Count, in the entries below, the lines in which "request" occurs. Give the number, nothing more.

━━━ Given information ━━━

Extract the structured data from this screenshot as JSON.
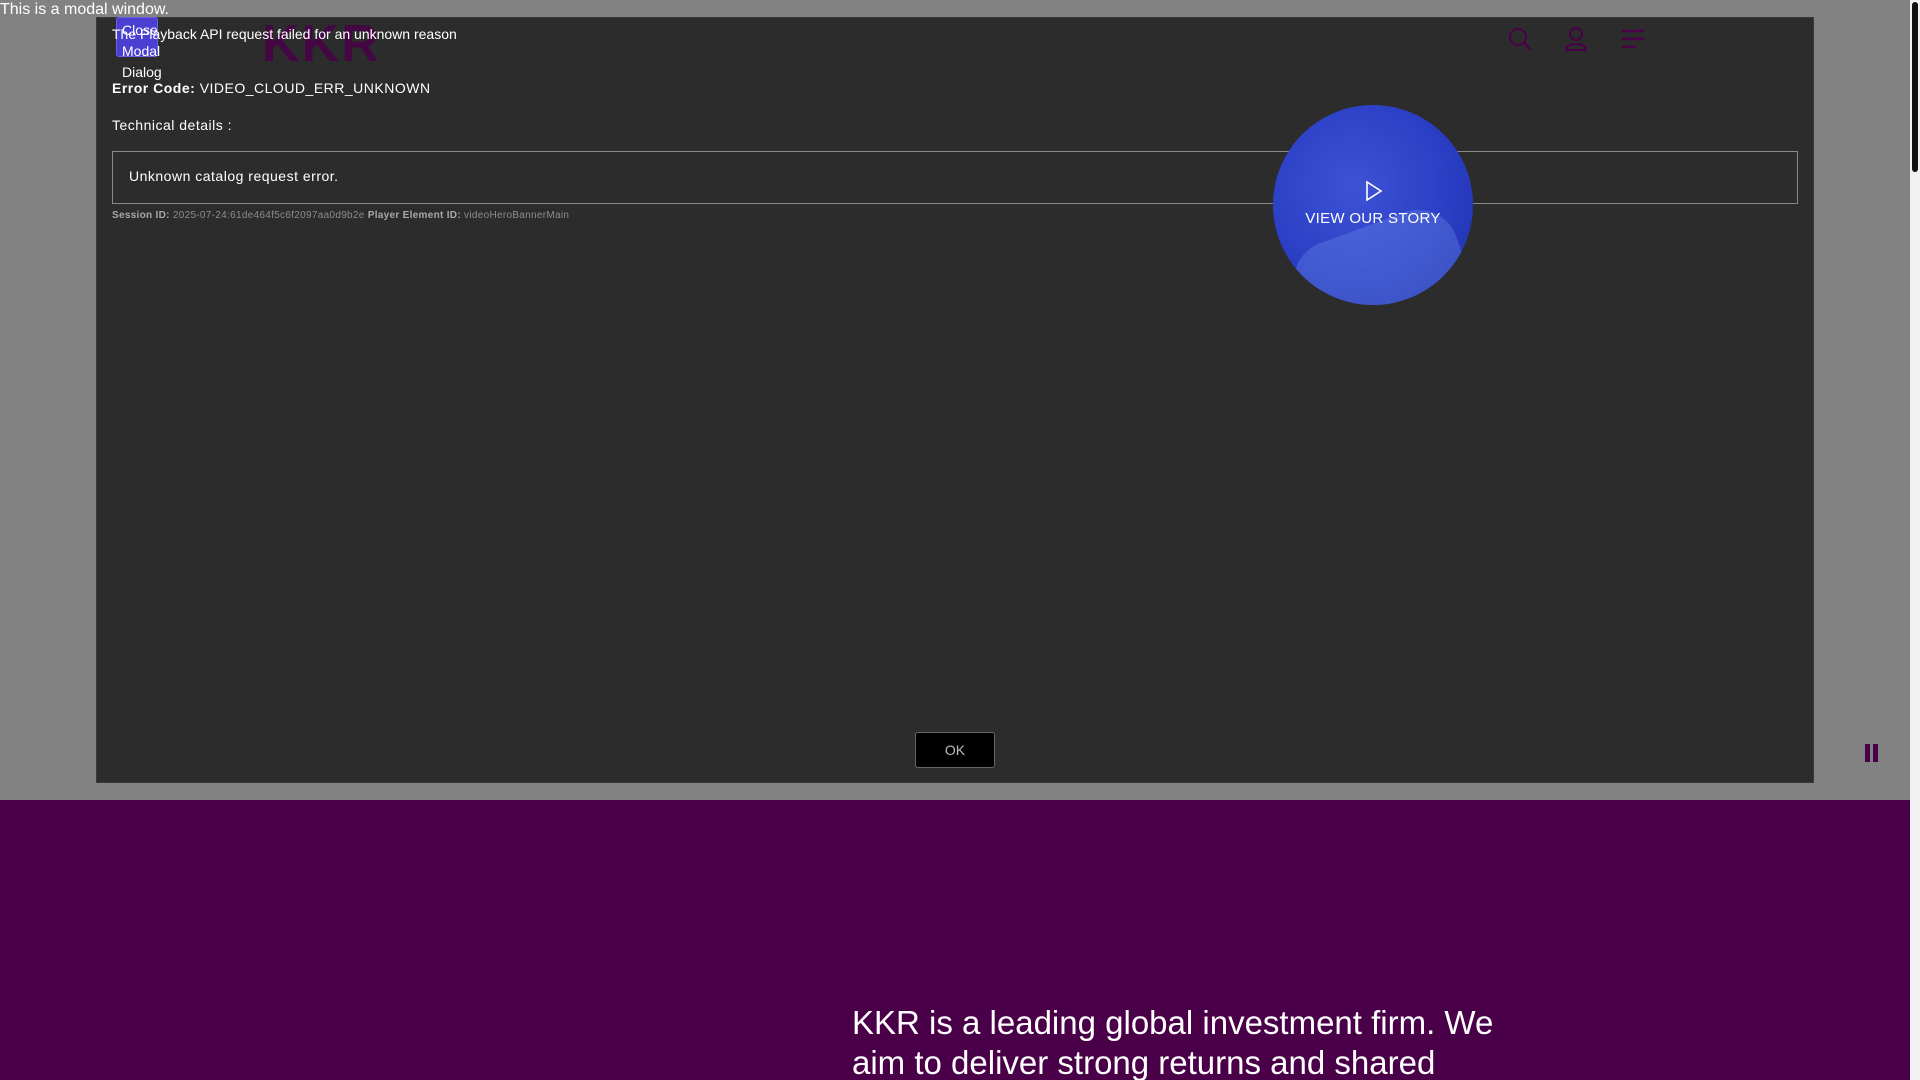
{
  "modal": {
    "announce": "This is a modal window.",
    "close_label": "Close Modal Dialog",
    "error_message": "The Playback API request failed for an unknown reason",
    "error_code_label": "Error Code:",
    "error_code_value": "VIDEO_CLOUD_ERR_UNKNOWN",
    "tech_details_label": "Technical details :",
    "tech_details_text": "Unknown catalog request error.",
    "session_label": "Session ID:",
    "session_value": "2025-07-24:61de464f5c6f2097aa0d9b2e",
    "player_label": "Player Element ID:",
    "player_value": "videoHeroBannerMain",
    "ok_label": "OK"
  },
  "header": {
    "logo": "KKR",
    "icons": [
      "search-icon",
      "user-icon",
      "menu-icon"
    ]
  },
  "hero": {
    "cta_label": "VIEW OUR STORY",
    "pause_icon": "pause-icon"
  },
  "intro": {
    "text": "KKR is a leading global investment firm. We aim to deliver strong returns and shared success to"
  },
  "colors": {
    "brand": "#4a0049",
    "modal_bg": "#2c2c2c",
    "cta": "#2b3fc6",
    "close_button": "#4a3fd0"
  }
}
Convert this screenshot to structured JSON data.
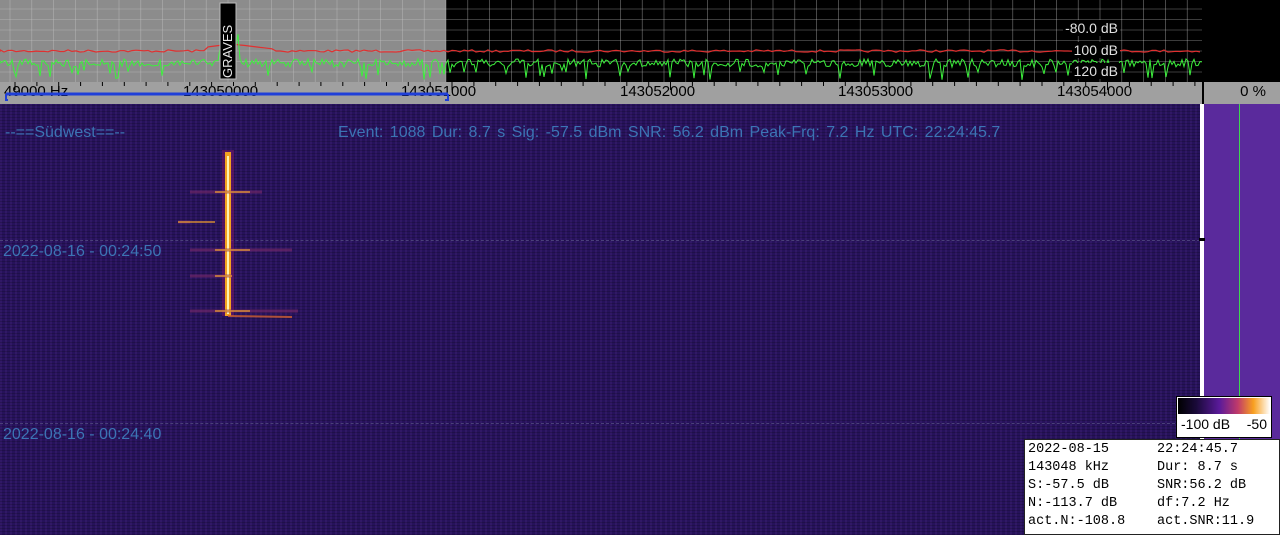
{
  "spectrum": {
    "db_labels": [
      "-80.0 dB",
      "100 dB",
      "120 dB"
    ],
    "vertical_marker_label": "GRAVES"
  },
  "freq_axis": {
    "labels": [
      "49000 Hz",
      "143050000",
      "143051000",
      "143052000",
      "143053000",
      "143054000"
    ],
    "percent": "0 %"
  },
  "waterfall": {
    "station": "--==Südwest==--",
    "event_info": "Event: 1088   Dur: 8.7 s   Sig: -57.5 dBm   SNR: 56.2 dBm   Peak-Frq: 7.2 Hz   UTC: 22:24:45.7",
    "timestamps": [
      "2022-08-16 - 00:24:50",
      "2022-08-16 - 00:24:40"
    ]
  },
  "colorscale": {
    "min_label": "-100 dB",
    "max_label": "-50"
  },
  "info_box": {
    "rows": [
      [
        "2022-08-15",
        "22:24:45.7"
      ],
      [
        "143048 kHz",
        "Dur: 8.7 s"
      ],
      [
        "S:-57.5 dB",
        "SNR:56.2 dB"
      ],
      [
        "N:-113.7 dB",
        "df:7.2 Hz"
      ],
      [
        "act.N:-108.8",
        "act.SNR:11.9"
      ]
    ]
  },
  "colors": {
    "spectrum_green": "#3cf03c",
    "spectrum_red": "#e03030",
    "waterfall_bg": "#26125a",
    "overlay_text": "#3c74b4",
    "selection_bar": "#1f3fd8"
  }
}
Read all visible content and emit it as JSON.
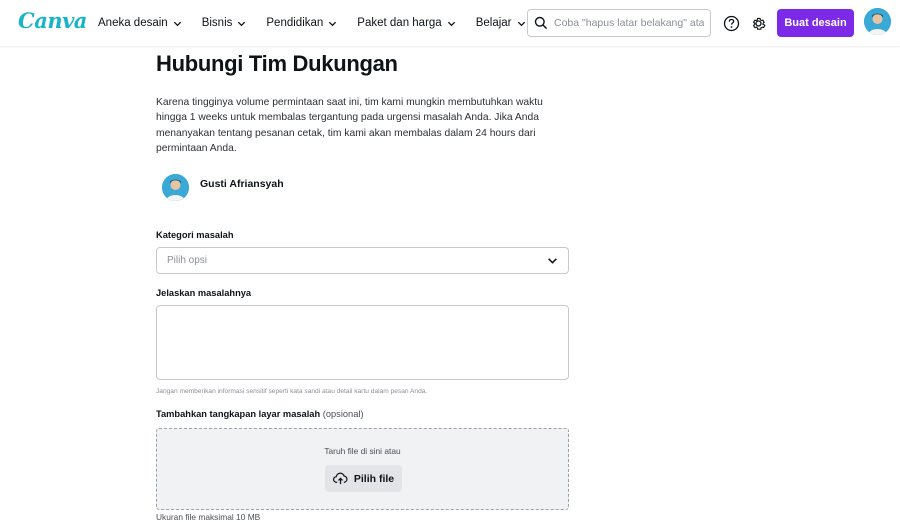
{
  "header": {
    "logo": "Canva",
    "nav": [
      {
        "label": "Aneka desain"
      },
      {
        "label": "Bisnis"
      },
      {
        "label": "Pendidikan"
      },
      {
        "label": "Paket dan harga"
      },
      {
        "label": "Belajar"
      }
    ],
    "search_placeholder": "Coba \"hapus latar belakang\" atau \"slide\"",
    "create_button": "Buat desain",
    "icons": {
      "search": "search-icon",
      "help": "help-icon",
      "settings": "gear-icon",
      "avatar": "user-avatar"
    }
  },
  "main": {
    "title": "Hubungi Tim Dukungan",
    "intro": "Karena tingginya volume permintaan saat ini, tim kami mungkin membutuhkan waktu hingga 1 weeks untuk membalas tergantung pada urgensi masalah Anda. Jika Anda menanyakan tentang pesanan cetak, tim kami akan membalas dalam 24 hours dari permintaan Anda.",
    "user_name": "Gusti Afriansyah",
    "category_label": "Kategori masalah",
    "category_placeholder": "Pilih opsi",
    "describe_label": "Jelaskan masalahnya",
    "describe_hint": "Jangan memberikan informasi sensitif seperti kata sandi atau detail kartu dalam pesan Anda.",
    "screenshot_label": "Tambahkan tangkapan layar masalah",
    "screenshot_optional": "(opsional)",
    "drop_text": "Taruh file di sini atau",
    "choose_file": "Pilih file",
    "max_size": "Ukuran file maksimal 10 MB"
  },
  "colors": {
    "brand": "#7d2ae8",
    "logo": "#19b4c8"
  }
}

━━━

# Solution for this problem
2